Requirement:
Each line of the material must be returned exactly.

Available data:
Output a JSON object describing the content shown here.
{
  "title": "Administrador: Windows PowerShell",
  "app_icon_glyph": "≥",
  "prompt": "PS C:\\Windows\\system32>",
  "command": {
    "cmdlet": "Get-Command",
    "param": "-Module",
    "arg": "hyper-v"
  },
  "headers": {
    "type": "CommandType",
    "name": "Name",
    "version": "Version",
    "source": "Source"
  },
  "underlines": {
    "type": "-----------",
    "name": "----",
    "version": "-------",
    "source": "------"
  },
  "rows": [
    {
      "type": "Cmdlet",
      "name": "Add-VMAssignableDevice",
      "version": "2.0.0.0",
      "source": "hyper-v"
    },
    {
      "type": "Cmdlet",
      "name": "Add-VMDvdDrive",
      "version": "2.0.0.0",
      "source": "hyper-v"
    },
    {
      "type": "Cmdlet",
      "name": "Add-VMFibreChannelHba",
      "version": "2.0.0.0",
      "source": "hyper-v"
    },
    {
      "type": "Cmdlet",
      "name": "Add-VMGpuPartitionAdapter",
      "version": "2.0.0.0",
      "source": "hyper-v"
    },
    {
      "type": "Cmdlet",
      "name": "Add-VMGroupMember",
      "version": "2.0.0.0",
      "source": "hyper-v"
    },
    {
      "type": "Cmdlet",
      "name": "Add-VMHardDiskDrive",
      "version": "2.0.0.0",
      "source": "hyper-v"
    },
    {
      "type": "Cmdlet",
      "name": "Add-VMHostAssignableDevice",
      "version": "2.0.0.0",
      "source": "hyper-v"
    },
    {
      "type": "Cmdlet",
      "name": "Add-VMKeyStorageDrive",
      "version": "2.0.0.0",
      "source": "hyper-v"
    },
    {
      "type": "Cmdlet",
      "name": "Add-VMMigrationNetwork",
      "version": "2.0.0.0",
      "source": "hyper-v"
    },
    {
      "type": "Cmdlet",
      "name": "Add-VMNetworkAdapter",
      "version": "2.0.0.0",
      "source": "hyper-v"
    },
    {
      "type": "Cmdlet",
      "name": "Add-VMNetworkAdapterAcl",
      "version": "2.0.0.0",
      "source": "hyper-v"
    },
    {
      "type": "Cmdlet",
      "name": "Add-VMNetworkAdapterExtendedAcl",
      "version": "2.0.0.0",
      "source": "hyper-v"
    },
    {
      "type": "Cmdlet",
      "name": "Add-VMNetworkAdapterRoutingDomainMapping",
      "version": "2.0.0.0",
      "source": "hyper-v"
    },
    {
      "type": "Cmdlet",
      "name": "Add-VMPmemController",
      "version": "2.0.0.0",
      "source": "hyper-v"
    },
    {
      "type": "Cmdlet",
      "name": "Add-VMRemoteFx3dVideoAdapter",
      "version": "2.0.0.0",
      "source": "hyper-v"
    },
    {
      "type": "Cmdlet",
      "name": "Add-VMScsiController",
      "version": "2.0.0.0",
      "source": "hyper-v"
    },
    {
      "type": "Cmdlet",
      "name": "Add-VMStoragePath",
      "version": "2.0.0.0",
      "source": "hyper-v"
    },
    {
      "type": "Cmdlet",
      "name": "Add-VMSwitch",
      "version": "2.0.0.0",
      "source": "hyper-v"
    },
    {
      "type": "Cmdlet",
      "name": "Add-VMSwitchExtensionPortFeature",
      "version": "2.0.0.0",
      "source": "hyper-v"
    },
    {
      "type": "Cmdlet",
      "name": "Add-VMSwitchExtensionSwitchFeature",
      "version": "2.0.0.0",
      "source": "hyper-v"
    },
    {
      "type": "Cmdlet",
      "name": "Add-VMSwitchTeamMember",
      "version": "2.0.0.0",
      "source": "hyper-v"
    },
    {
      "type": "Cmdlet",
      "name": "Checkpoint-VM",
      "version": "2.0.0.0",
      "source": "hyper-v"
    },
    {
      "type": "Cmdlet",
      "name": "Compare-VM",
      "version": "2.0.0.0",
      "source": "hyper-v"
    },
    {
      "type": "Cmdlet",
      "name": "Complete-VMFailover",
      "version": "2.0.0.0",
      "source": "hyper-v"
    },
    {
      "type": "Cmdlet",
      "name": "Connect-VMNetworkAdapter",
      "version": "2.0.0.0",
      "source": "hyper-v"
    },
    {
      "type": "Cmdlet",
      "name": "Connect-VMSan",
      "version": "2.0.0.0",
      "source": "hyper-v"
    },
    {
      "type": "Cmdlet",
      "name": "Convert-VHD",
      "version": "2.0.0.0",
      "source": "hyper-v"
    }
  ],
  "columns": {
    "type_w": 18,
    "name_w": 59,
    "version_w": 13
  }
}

Answer below:
Output a JSON object describing the content shown here.
{
  "title": "Administrador: Windows PowerShell",
  "app_icon_glyph": "≥",
  "prompt": "PS C:\\Windows\\system32>",
  "command": {
    "cmdlet": "Get-Command",
    "param": "-Module",
    "arg": "hyper-v"
  },
  "headers": {
    "type": "CommandType",
    "name": "Name",
    "version": "Version",
    "source": "Source"
  },
  "underlines": {
    "type": "-----------",
    "name": "----",
    "version": "-------",
    "source": "------"
  },
  "rows": [
    {
      "type": "Cmdlet",
      "name": "Add-VMAssignableDevice",
      "version": "2.0.0.0",
      "source": "hyper-v"
    },
    {
      "type": "Cmdlet",
      "name": "Add-VMDvdDrive",
      "version": "2.0.0.0",
      "source": "hyper-v"
    },
    {
      "type": "Cmdlet",
      "name": "Add-VMFibreChannelHba",
      "version": "2.0.0.0",
      "source": "hyper-v"
    },
    {
      "type": "Cmdlet",
      "name": "Add-VMGpuPartitionAdapter",
      "version": "2.0.0.0",
      "source": "hyper-v"
    },
    {
      "type": "Cmdlet",
      "name": "Add-VMGroupMember",
      "version": "2.0.0.0",
      "source": "hyper-v"
    },
    {
      "type": "Cmdlet",
      "name": "Add-VMHardDiskDrive",
      "version": "2.0.0.0",
      "source": "hyper-v"
    },
    {
      "type": "Cmdlet",
      "name": "Add-VMHostAssignableDevice",
      "version": "2.0.0.0",
      "source": "hyper-v"
    },
    {
      "type": "Cmdlet",
      "name": "Add-VMKeyStorageDrive",
      "version": "2.0.0.0",
      "source": "hyper-v"
    },
    {
      "type": "Cmdlet",
      "name": "Add-VMMigrationNetwork",
      "version": "2.0.0.0",
      "source": "hyper-v"
    },
    {
      "type": "Cmdlet",
      "name": "Add-VMNetworkAdapter",
      "version": "2.0.0.0",
      "source": "hyper-v"
    },
    {
      "type": "Cmdlet",
      "name": "Add-VMNetworkAdapterAcl",
      "version": "2.0.0.0",
      "source": "hyper-v"
    },
    {
      "type": "Cmdlet",
      "name": "Add-VMNetworkAdapterExtendedAcl",
      "version": "2.0.0.0",
      "source": "hyper-v"
    },
    {
      "type": "Cmdlet",
      "name": "Add-VMNetworkAdapterRoutingDomainMapping",
      "version": "2.0.0.0",
      "source": "hyper-v"
    },
    {
      "type": "Cmdlet",
      "name": "Add-VMPmemController",
      "version": "2.0.0.0",
      "source": "hyper-v"
    },
    {
      "type": "Cmdlet",
      "name": "Add-VMRemoteFx3dVideoAdapter",
      "version": "2.0.0.0",
      "source": "hyper-v"
    },
    {
      "type": "Cmdlet",
      "name": "Add-VMScsiController",
      "version": "2.0.0.0",
      "source": "hyper-v"
    },
    {
      "type": "Cmdlet",
      "name": "Add-VMStoragePath",
      "version": "2.0.0.0",
      "source": "hyper-v"
    },
    {
      "type": "Cmdlet",
      "name": "Add-VMSwitch",
      "version": "2.0.0.0",
      "source": "hyper-v"
    },
    {
      "type": "Cmdlet",
      "name": "Add-VMSwitchExtensionPortFeature",
      "version": "2.0.0.0",
      "source": "hyper-v"
    },
    {
      "type": "Cmdlet",
      "name": "Add-VMSwitchExtensionSwitchFeature",
      "version": "2.0.0.0",
      "source": "hyper-v"
    },
    {
      "type": "Cmdlet",
      "name": "Add-VMSwitchTeamMember",
      "version": "2.0.0.0",
      "source": "hyper-v"
    },
    {
      "type": "Cmdlet",
      "name": "Checkpoint-VM",
      "version": "2.0.0.0",
      "source": "hyper-v"
    },
    {
      "type": "Cmdlet",
      "name": "Compare-VM",
      "version": "2.0.0.0",
      "source": "hyper-v"
    },
    {
      "type": "Cmdlet",
      "name": "Complete-VMFailover",
      "version": "2.0.0.0",
      "source": "hyper-v"
    },
    {
      "type": "Cmdlet",
      "name": "Connect-VMNetworkAdapter",
      "version": "2.0.0.0",
      "source": "hyper-v"
    },
    {
      "type": "Cmdlet",
      "name": "Connect-VMSan",
      "version": "2.0.0.0",
      "source": "hyper-v"
    },
    {
      "type": "Cmdlet",
      "name": "Convert-VHD",
      "version": "2.0.0.0",
      "source": "hyper-v"
    }
  ],
  "columns": {
    "type_w": 18,
    "name_w": 59,
    "version_w": 13
  }
}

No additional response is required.